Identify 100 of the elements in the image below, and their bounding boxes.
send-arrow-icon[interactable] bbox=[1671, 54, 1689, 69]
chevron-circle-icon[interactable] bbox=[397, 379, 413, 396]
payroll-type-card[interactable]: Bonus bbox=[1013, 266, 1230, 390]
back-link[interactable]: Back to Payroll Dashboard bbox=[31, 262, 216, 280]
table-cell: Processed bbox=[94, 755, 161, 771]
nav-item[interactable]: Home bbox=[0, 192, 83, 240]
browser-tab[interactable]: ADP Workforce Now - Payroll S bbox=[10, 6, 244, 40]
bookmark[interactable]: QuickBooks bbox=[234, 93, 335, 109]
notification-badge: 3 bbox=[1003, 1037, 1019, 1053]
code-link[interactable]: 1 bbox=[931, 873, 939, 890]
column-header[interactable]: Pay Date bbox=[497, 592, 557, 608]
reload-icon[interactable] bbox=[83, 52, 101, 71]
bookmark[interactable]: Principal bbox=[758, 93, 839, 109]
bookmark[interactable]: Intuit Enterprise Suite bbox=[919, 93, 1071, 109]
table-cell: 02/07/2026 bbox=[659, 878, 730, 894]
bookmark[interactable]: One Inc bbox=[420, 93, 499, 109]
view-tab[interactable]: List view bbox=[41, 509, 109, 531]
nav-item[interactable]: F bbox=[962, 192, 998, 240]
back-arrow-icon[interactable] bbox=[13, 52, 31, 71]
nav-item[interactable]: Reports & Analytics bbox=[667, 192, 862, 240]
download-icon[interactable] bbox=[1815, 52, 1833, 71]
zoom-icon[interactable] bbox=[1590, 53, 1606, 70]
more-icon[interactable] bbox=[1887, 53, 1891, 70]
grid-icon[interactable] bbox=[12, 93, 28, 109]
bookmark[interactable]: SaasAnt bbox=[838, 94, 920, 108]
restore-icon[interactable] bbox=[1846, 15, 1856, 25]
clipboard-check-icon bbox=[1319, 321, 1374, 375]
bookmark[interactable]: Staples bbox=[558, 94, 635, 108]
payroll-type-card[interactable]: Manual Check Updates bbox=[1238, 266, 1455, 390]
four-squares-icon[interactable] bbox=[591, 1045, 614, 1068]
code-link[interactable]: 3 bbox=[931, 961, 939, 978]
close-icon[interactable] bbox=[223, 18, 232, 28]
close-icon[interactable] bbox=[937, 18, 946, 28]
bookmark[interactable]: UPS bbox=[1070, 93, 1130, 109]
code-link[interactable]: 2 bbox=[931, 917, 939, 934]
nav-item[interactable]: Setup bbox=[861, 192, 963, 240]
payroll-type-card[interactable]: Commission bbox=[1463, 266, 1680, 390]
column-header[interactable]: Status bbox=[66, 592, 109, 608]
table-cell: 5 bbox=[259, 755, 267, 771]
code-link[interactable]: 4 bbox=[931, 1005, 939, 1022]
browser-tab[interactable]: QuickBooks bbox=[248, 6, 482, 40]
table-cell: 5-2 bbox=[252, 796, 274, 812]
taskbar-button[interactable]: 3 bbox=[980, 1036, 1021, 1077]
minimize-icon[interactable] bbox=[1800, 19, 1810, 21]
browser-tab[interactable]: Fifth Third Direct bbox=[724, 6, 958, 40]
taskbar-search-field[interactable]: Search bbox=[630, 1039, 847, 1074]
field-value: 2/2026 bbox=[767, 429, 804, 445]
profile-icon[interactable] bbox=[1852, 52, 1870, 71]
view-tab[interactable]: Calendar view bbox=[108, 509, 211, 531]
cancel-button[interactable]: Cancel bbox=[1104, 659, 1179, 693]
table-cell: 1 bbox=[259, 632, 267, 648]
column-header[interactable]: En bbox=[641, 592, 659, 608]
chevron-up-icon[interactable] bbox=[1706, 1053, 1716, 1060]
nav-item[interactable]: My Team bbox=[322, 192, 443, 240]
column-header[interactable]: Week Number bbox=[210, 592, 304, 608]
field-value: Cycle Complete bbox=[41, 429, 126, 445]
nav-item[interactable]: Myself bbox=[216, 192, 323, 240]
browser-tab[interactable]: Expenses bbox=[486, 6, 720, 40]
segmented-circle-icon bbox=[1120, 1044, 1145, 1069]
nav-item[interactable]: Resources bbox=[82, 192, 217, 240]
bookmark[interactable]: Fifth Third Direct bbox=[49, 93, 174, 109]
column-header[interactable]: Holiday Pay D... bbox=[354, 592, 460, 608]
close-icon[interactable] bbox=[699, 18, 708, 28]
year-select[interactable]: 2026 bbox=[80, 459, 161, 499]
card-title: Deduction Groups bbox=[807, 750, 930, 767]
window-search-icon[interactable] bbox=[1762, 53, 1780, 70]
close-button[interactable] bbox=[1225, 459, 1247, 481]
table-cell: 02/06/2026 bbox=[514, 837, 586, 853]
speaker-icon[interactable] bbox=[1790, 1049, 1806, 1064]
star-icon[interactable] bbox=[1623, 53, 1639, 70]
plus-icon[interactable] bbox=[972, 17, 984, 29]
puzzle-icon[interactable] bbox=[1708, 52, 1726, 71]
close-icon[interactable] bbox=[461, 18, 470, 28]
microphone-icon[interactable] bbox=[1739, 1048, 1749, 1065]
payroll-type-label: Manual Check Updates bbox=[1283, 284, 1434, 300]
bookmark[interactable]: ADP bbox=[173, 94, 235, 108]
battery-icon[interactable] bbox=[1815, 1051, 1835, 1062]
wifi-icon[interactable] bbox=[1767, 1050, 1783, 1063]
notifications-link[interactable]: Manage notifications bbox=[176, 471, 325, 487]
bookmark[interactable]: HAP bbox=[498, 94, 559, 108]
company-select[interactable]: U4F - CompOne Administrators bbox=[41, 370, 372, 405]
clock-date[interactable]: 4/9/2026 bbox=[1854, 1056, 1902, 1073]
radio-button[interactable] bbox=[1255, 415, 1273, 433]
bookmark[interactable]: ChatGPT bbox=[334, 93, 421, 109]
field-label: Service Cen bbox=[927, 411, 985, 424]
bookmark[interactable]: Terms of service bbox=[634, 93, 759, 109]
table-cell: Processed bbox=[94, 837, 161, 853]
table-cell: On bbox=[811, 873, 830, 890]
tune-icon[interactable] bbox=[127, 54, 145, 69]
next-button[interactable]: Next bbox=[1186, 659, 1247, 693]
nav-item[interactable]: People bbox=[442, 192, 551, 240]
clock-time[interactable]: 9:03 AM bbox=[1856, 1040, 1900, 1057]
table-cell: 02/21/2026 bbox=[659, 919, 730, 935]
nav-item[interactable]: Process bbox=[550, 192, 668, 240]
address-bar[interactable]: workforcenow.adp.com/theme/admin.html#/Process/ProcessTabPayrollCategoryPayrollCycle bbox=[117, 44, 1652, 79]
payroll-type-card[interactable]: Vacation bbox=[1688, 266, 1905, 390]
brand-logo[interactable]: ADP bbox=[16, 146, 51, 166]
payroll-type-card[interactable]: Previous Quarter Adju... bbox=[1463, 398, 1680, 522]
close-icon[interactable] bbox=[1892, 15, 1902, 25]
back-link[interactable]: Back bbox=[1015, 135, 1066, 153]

━━━━━━━━━━━━━━━━━━━━━━━━━━━━━━

Reproduce verbatim the data from its first line through the line containing "266, 1680, 390]", including both of those lines.

Identify 100 of the elements in the image below, and their bounding boxes.
send-arrow-icon[interactable] bbox=[1671, 54, 1689, 69]
chevron-circle-icon[interactable] bbox=[397, 379, 413, 396]
payroll-type-card[interactable]: Bonus bbox=[1013, 266, 1230, 390]
back-link[interactable]: Back to Payroll Dashboard bbox=[31, 262, 216, 280]
table-cell: Processed bbox=[94, 755, 161, 771]
nav-item[interactable]: Home bbox=[0, 192, 83, 240]
browser-tab[interactable]: ADP Workforce Now - Payroll S bbox=[10, 6, 244, 40]
bookmark[interactable]: QuickBooks bbox=[234, 93, 335, 109]
notification-badge: 3 bbox=[1003, 1037, 1019, 1053]
code-link[interactable]: 1 bbox=[931, 873, 939, 890]
column-header[interactable]: Pay Date bbox=[497, 592, 557, 608]
reload-icon[interactable] bbox=[83, 52, 101, 71]
bookmark[interactable]: Principal bbox=[758, 93, 839, 109]
bookmark[interactable]: Intuit Enterprise Suite bbox=[919, 93, 1071, 109]
table-cell: 02/07/2026 bbox=[659, 878, 730, 894]
bookmark[interactable]: One Inc bbox=[420, 93, 499, 109]
view-tab[interactable]: List view bbox=[41, 509, 109, 531]
nav-item[interactable]: F bbox=[962, 192, 998, 240]
back-arrow-icon[interactable] bbox=[13, 52, 31, 71]
nav-item[interactable]: Reports & Analytics bbox=[667, 192, 862, 240]
download-icon[interactable] bbox=[1815, 52, 1833, 71]
zoom-icon[interactable] bbox=[1590, 53, 1606, 70]
more-icon[interactable] bbox=[1887, 53, 1891, 70]
grid-icon[interactable] bbox=[12, 93, 28, 109]
bookmark[interactable]: SaasAnt bbox=[838, 94, 920, 108]
restore-icon[interactable] bbox=[1846, 15, 1856, 25]
clipboard-check-icon bbox=[1319, 321, 1374, 375]
bookmark[interactable]: Staples bbox=[558, 94, 635, 108]
payroll-type-card[interactable]: Manual Check Updates bbox=[1238, 266, 1455, 390]
four-squares-icon[interactable] bbox=[591, 1045, 614, 1068]
code-link[interactable]: 3 bbox=[931, 961, 939, 978]
close-icon[interactable] bbox=[223, 18, 232, 28]
close-icon[interactable] bbox=[937, 18, 946, 28]
bookmark[interactable]: UPS bbox=[1070, 93, 1130, 109]
code-link[interactable]: 2 bbox=[931, 917, 939, 934]
nav-item[interactable]: Setup bbox=[861, 192, 963, 240]
payroll-type-card[interactable]: Commission bbox=[1463, 266, 1680, 390]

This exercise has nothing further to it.